| Problem details |
Summarize the stock forecasting report below in two sentences.

| Document section |
•••••
QF5214

Introduction

In this report, we focus on creating and leveraging a comprehensive database designed to forecast U.S. stock prices by analyzing a combination of macroeconomic indicators, industry data and company-specific indicators. Our database aggregates a wide range of data sources, including Federal Reserve Economic Data (FRED), Global Industry Classification Standards (GICS), and other proprietary datasets, to construct databases at various levels, from macro, to industry to individual stocks, to provide a solid foundation for our forecasting models. We integrate various types of data and feature engineer them - from general economic trends to granular industry and individual stock operating metrics - to paint a detailed picture of the factors that influence stock prices. This report not only outlines the rigorous process of database construction, but also describes how we use this database for analyzing and constructing stock forecasting models.

Data Source

Macro Data

Recognizing the importance of macroeconomic indicators in shaping investor sentiment and stock price dynamics, we have sourced key datasets from the Federal Reserve Economic Data (FRED). Specifically, our database incorporates five critical indexes that are instrumental in analyzing the health and trajectory of the US economy and, by extension, the US stock market. These include the Consumer Price Index (CPI) along with Core CPI, which exclude volatile food and energy prices, providing a clearer view of long-term inflation trends. Additionally, the Producer Price Index (PPI) offers insights into wholesale market conditions, while the Purchasing Managers' Index (PMI) serves as a barometer for the manufacturing sector's health. Unemployment rate figures are included to gauge labor market conditions. Lastly, forecasts of the Federal Open Market Committee (FOMC) rate are incorporated, offering valuable predictions on future monetary policy directions.
•••••
| Data block |
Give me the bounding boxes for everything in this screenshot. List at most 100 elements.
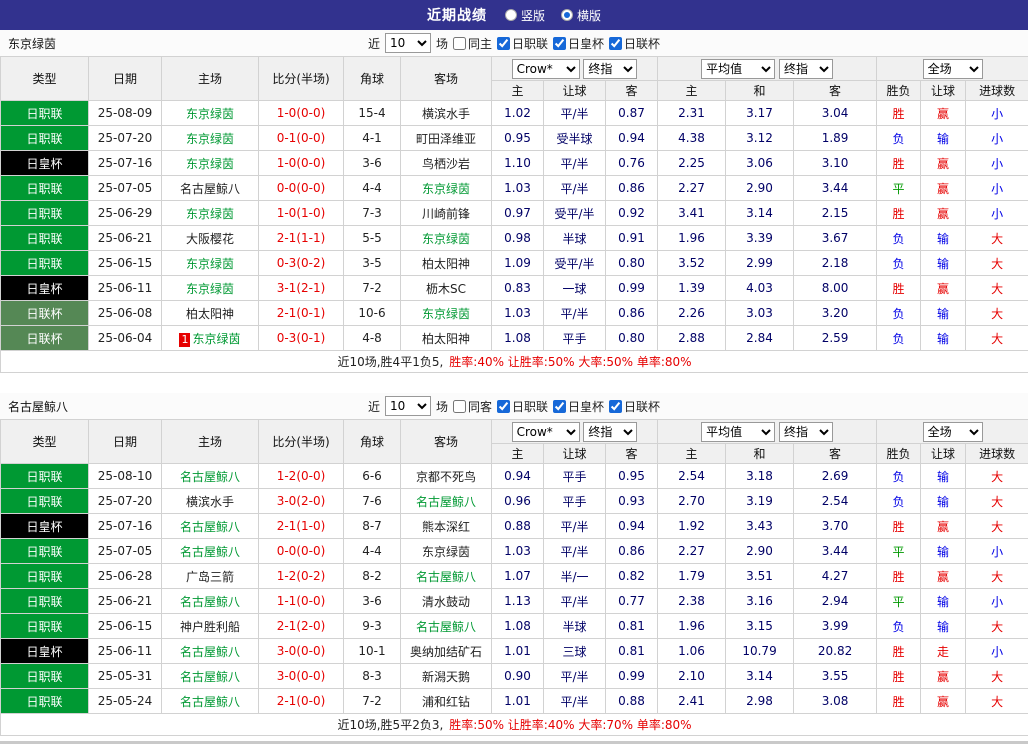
•••••
| Result |
The report describes building a database that combines macroeconomic, industry and company-specific data from sources such as FRED and GICS to forecast U.S. stock prices, and explains how that database is used to analyze and construct forecasting models. For macro data, it draws on FRED indicators including CPI and Core CPI, PPI, PMI, the unemployment rate and FOMC rate forecasts to gauge the health and direction of the U.S. economy and stock market.